A run of records
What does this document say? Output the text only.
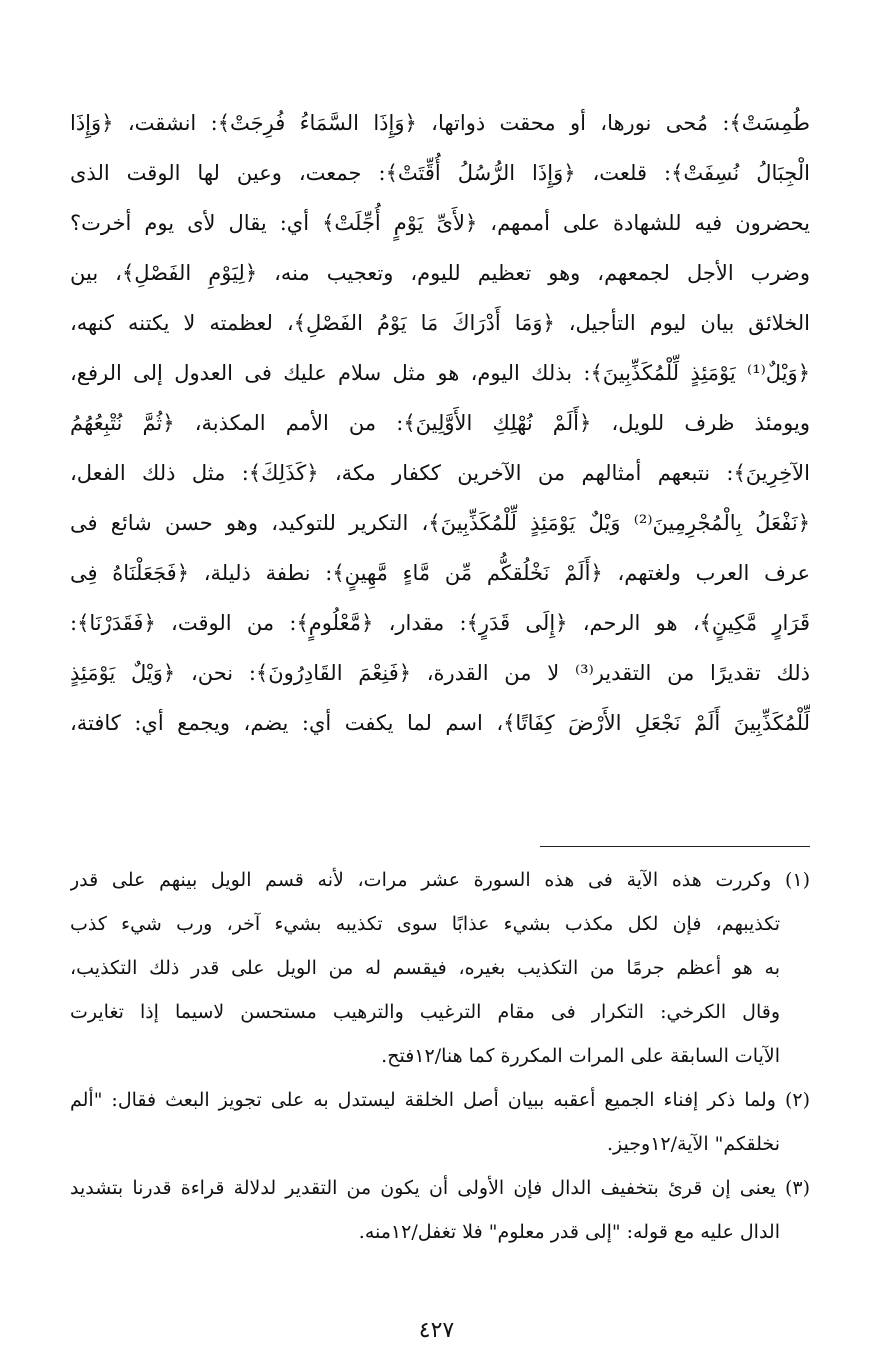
طُمِسَتْ﴾: مُحى نورها، أو محقت ذواتها، ﴿وَإِذَا السَّمَاءُ فُرِجَتْ﴾: انشقت، ﴿وَإِذَا
الْجِبَالُ نُسِفَتْ﴾: قلعت، ﴿وَإِذَا الرُّسُلُ أُقِّتَتْ﴾: جمعت، وعين لها الوقت الذى
يحضرون فيه للشهادة على أممهم، ﴿لأَىِّ يَوْمٍ أُجِّلَتْ﴾ أي: يقال لأى يوم أخرت؟
وضرب الأجل لجمعهم، وهو تعظيم لليوم، وتعجيب منه، ﴿لِيَوْمِ الفَصْلِ﴾، بين
الخلائق بيان ليوم التأجيل، ﴿وَمَا أَدْرَاكَ مَا يَوْمُ الفَصْلِ﴾، لعظمته لا يكتنه كنهه،
﴿وَيْلٌ⁽¹⁾ يَوْمَئِذٍ لِّلْمُكَذِّبِينَ﴾: بذلك اليوم، هو مثل سلام عليك فى العدول إلى الرفع،
ويومئذ ظرف للويل، ﴿أَلَمْ نُهْلِكِ الأَوَّلِينَ﴾: من الأمم المكذبة، ﴿ثُمَّ نُتْبِعُهُمُ
الآخِرِينَ﴾: نتبعهم أمثالهم من الآخرين ككفار مكة، ﴿كَذَلِكَ﴾: مثل ذلك الفعل،
﴿نَفْعَلُ بِالْمُجْرِمِينَ⁽²⁾ وَيْلٌ يَوْمَئِذٍ لِّلْمُكَذِّبِينَ﴾، التكرير للتوكيد، وهو حسن شائع فى
عرف العرب ولغتهم، ﴿أَلَمْ نَخْلُقكُّم مِّن مَّاءٍ مَّهِينٍ﴾: نطفة ذليلة، ﴿فَجَعَلْنَاهُ فِى
قَرَارٍ مَّكِينٍ﴾، هو الرحم، ﴿إِلَى قَدَرٍ﴾: مقدار، ﴿مَّعْلُومٍ﴾: من الوقت، ﴿فَقَدَرْنَا﴾:
ذلك تقديرًا من التقدير⁽³⁾ لا من القدرة، ﴿فَنِعْمَ القَادِرُونَ﴾: نحن، ﴿وَيْلٌ يَوْمَئِذٍ
لِّلْمُكَذِّبِينَ أَلَمْ نَجْعَلِ الأَرْضَ كِفَاتًا﴾، اسم لما يكفت أي: يضم، ويجمع أي: كافتة،
(١) وكررت هذه الآية فى هذه السورة عشر مرات، لأنه قسم الويل بينهم على قدر
تكذيبهم، فإن لكل مكذب بشيء عذابًا سوى تكذيبه بشيء آخر، ورب شيء كذب
به هو أعظم جرمًا من التكذيب بغيره، فيقسم له من الويل على قدر ذلك التكذيب،
وقال الكرخي: التكرار فى مقام الترغيب والترهيب مستحسن لاسيما إذا تغايرت
الآيات السابقة على المرات المكررة كما هنا/١٢فتح.
(٢) ولما ذكر إفناء الجميع أعقبه ببيان أصل الخلقة ليستدل به على تجويز البعث فقال: "ألم
نخلقكم" الآية/١٢وجيز.
(٣) يعنى إن قرئ بتخفيف الدال فإن الأولى أن يكون من التقدير لدلالة قراءة قدرنا بتشديد
الدال عليه مع قوله: "إلى قدر معلوم" فلا تغفل/١٢منه.
٤٢٧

## Aim of the task
Omit the pictures and reproduce the listing exactly.

## Written response
What does this document say? Output the text only.
طُمِسَتْ﴾: مُحى نورها، أو محقت ذواتها، ﴿وَإِذَا السَّمَاءُ فُرِجَتْ﴾: انشقت، ﴿وَإِذَا
الْجِبَالُ نُسِفَتْ﴾: قلعت، ﴿وَإِذَا الرُّسُلُ أُقِّتَتْ﴾: جمعت، وعين لها الوقت الذى
يحضرون فيه للشهادة على أممهم، ﴿لأَىِّ يَوْمٍ أُجِّلَتْ﴾ أي: يقال لأى يوم أخرت؟
وضرب الأجل لجمعهم، وهو تعظيم لليوم، وتعجيب منه، ﴿لِيَوْمِ الفَصْلِ﴾، بين
الخلائق بيان ليوم التأجيل، ﴿وَمَا أَدْرَاكَ مَا يَوْمُ الفَصْلِ﴾، لعظمته لا يكتنه كنهه،
﴿وَيْلٌ⁽¹⁾ يَوْمَئِذٍ لِّلْمُكَذِّبِينَ﴾: بذلك اليوم، هو مثل سلام عليك فى العدول إلى الرفع،
ويومئذ ظرف للويل، ﴿أَلَمْ نُهْلِكِ الأَوَّلِينَ﴾: من الأمم المكذبة، ﴿ثُمَّ نُتْبِعُهُمُ
الآخِرِينَ﴾: نتبعهم أمثالهم من الآخرين ككفار مكة، ﴿كَذَلِكَ﴾: مثل ذلك الفعل،
﴿نَفْعَلُ بِالْمُجْرِمِينَ⁽²⁾ وَيْلٌ يَوْمَئِذٍ لِّلْمُكَذِّبِينَ﴾، التكرير للتوكيد، وهو حسن شائع فى
عرف العرب ولغتهم، ﴿أَلَمْ نَخْلُقكُّم مِّن مَّاءٍ مَّهِينٍ﴾: نطفة ذليلة، ﴿فَجَعَلْنَاهُ فِى
قَرَارٍ مَّكِينٍ﴾، هو الرحم، ﴿إِلَى قَدَرٍ﴾: مقدار، ﴿مَّعْلُومٍ﴾: من الوقت، ﴿فَقَدَرْنَا﴾:
ذلك تقديرًا من التقدير⁽³⁾ لا من القدرة، ﴿فَنِعْمَ القَادِرُونَ﴾: نحن، ﴿وَيْلٌ يَوْمَئِذٍ
لِّلْمُكَذِّبِينَ أَلَمْ نَجْعَلِ الأَرْضَ كِفَاتًا﴾، اسم لما يكفت أي: يضم، ويجمع أي: كافتة،
(١) وكررت هذه الآية فى هذه السورة عشر مرات، لأنه قسم الويل بينهم على قدر
تكذيبهم، فإن لكل مكذب بشيء عذابًا سوى تكذيبه بشيء آخر، ورب شيء كذب
به هو أعظم جرمًا من التكذيب بغيره، فيقسم له من الويل على قدر ذلك التكذيب،
وقال الكرخي: التكرار فى مقام الترغيب والترهيب مستحسن لاسيما إذا تغايرت
الآيات السابقة على المرات المكررة كما هنا/١٢فتح.
(٢) ولما ذكر إفناء الجميع أعقبه ببيان أصل الخلقة ليستدل به على تجويز البعث فقال: "ألم
نخلقكم" الآية/١٢وجيز.
(٣) يعنى إن قرئ بتخفيف الدال فإن الأولى أن يكون من التقدير لدلالة قراءة قدرنا بتشديد
الدال عليه مع قوله: "إلى قدر معلوم" فلا تغفل/١٢منه.
٤٢٧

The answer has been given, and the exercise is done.